▶ **EXERCISE PROMPT**:
Look through the data below and count each line where the word "Tooth" appears. Reply with the count alone.

▶ **RECORDS SHOWN**:
__________
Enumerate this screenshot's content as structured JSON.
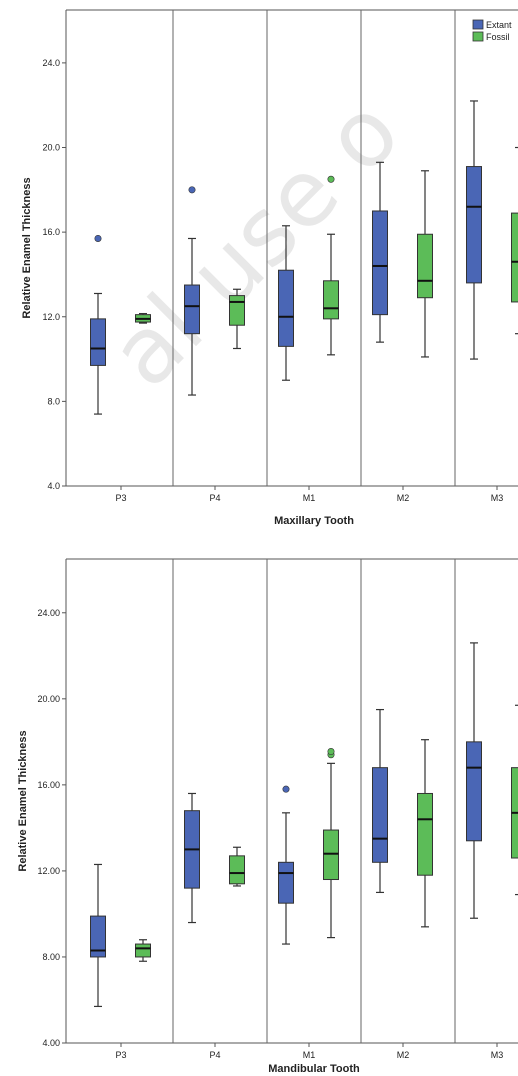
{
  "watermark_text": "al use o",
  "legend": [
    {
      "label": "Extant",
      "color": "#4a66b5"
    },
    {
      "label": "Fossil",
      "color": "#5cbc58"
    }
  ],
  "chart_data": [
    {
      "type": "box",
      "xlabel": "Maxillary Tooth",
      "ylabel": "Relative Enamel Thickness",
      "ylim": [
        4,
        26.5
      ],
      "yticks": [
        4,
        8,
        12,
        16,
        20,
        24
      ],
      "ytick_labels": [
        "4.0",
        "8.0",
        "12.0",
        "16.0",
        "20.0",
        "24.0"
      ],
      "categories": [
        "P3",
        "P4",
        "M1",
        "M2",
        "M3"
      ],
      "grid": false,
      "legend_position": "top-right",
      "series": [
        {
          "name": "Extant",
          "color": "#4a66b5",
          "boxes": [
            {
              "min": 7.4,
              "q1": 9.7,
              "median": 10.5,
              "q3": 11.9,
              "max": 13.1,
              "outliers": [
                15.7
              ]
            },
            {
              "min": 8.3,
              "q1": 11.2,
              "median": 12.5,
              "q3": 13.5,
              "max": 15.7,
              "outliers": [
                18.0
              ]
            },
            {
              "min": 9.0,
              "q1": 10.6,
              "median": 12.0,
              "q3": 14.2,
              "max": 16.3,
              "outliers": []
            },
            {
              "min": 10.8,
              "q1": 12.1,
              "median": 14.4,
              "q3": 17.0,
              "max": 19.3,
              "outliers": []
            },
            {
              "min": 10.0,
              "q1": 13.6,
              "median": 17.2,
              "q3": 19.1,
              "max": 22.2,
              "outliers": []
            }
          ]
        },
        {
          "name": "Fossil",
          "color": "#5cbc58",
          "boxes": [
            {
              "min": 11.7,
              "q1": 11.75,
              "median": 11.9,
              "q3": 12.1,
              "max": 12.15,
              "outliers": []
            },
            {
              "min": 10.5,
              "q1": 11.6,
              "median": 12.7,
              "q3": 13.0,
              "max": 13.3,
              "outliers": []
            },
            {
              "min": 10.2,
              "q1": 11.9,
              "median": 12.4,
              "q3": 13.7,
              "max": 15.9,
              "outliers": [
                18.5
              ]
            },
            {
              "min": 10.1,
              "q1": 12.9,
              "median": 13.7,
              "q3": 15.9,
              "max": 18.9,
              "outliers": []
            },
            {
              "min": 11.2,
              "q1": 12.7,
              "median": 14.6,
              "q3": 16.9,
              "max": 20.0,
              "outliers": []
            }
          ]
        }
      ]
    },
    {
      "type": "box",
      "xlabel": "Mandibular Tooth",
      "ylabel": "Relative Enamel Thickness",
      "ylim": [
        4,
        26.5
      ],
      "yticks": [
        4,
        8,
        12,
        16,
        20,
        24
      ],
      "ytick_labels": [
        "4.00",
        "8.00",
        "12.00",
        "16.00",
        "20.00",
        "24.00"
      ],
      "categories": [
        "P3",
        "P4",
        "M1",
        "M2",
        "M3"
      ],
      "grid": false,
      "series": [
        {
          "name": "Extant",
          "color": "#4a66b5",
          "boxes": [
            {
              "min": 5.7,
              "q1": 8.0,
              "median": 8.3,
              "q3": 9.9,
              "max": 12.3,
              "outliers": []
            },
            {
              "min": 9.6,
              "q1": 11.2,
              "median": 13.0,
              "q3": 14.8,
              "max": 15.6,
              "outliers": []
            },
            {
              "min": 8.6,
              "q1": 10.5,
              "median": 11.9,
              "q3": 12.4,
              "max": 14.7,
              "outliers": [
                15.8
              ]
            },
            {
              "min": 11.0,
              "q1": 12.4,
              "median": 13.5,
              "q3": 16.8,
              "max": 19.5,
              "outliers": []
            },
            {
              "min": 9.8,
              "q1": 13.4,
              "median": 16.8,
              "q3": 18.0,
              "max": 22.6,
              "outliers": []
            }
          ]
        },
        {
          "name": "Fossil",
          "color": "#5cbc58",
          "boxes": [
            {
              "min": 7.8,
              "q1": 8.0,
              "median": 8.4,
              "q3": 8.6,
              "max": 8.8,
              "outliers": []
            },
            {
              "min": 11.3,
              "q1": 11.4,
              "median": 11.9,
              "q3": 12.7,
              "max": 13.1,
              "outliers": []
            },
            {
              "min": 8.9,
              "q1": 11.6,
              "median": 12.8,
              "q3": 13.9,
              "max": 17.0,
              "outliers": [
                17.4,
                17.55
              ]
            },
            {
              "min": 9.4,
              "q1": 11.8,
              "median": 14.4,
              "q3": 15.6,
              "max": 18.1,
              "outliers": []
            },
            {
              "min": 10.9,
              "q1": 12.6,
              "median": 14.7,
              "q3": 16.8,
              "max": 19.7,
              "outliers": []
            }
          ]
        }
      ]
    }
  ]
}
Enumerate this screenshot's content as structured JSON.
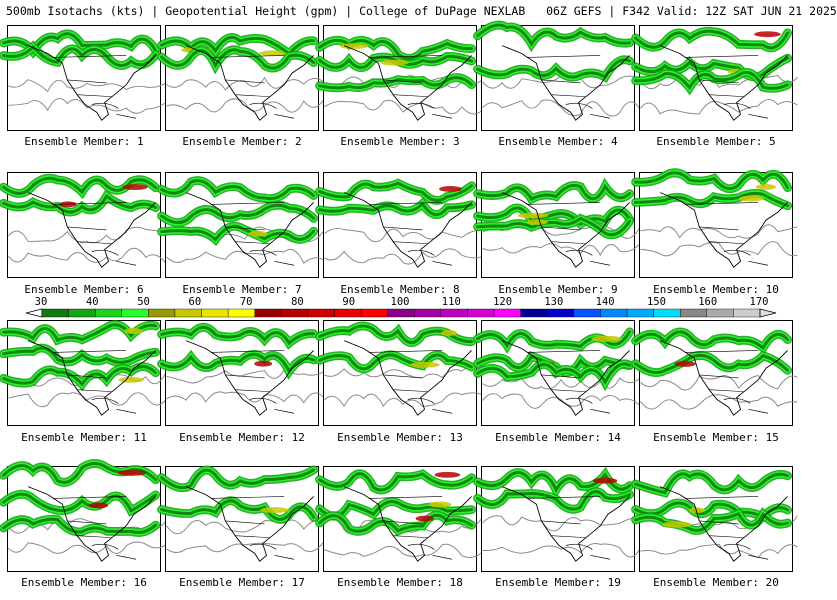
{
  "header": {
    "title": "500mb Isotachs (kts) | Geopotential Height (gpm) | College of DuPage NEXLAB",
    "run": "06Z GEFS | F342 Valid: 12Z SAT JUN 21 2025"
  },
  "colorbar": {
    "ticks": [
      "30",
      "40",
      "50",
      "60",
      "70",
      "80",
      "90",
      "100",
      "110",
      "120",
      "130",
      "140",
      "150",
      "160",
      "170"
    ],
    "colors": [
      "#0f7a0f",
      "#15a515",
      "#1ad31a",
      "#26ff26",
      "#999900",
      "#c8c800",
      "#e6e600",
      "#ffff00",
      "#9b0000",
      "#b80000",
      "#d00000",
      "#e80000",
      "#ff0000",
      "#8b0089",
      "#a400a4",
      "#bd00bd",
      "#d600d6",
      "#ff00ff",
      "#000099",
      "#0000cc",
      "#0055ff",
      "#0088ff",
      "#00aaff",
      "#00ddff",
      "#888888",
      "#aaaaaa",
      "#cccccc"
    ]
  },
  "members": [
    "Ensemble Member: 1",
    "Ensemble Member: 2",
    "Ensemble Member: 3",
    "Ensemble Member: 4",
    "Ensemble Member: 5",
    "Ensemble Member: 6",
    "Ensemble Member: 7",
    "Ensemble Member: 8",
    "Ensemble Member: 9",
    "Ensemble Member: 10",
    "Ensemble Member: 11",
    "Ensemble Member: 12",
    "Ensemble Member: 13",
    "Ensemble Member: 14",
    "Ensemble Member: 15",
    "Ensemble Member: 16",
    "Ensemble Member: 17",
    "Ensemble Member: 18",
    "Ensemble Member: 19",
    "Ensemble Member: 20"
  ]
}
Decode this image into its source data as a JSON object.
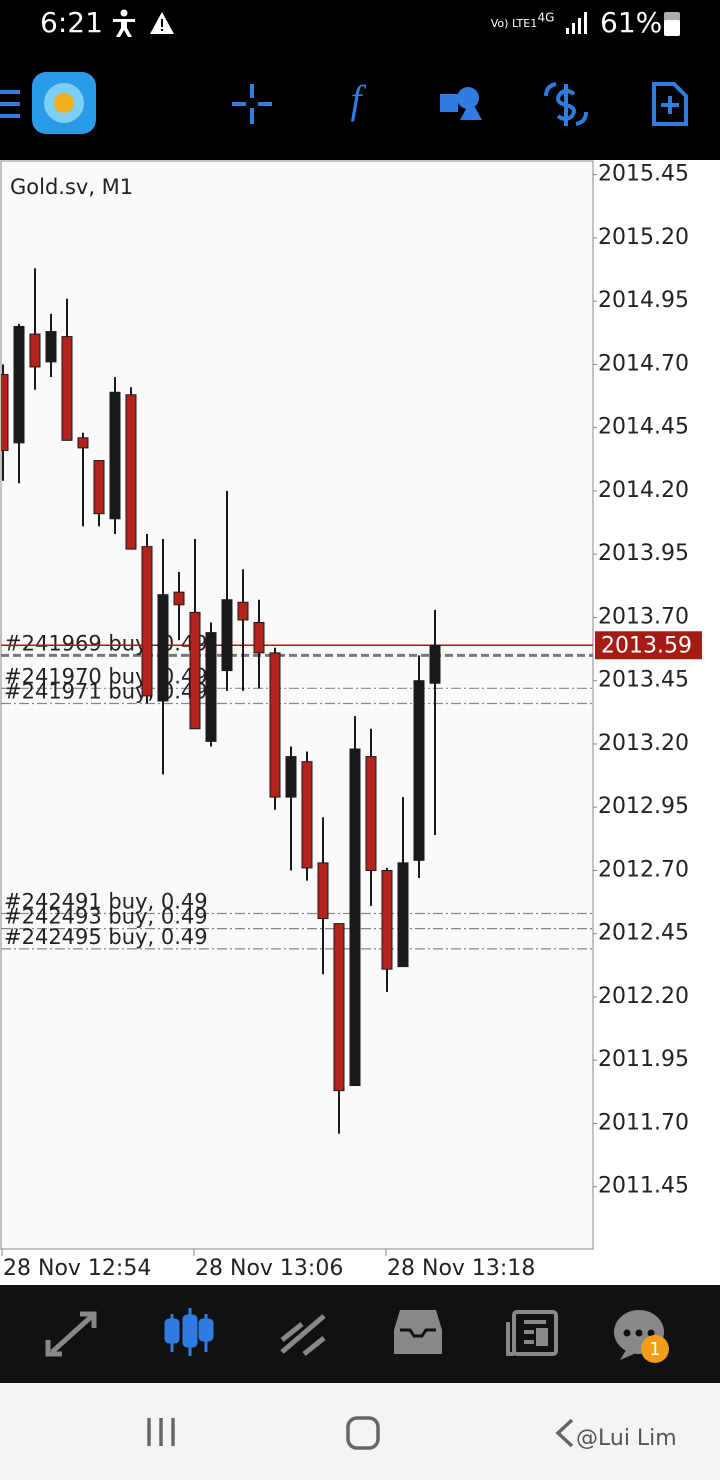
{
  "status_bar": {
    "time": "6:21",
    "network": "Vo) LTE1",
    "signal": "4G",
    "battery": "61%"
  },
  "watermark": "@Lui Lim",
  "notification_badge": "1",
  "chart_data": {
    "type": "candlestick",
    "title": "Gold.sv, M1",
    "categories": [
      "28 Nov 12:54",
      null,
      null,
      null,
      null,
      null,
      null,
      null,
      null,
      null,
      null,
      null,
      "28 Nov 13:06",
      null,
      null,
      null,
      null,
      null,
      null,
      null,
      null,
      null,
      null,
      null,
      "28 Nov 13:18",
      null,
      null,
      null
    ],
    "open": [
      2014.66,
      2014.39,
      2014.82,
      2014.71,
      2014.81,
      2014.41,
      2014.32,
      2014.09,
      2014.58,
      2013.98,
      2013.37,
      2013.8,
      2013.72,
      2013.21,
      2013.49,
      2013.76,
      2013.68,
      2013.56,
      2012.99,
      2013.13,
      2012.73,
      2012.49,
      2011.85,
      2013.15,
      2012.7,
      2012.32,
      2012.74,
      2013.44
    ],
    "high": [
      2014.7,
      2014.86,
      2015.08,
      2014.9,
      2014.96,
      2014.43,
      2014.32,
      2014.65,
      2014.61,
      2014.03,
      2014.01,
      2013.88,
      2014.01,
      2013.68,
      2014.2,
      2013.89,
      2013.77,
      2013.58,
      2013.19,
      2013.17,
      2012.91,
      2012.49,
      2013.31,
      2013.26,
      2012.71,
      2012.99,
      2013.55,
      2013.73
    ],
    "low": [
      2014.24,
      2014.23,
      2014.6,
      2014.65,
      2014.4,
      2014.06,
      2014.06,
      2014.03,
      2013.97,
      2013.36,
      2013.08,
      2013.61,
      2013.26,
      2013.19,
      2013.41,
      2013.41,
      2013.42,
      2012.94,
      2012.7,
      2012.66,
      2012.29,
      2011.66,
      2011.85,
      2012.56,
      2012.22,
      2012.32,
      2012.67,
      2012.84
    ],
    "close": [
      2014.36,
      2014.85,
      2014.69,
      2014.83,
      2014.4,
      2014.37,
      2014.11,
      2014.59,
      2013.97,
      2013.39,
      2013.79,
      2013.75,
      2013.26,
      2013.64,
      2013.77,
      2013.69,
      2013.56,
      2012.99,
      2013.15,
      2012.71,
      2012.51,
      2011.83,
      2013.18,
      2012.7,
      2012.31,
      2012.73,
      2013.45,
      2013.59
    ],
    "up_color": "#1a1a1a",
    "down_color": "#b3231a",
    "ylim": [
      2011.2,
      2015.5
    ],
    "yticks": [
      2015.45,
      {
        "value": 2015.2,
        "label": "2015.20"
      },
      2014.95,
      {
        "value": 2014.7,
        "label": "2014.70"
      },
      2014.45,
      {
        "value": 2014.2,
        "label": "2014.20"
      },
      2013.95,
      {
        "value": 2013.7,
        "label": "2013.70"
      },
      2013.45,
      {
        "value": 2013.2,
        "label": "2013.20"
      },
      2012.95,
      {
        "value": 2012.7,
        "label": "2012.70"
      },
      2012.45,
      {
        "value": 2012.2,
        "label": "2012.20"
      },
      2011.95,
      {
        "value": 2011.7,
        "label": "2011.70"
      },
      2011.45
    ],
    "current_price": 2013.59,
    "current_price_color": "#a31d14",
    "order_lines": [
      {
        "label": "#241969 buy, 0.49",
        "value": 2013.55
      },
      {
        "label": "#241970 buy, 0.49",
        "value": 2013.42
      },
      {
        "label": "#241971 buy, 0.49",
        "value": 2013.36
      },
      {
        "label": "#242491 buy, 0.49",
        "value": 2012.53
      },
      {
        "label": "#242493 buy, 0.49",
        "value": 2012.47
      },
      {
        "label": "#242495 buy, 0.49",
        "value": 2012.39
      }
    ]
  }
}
__________
▶ **TASK RESPONSE**:
2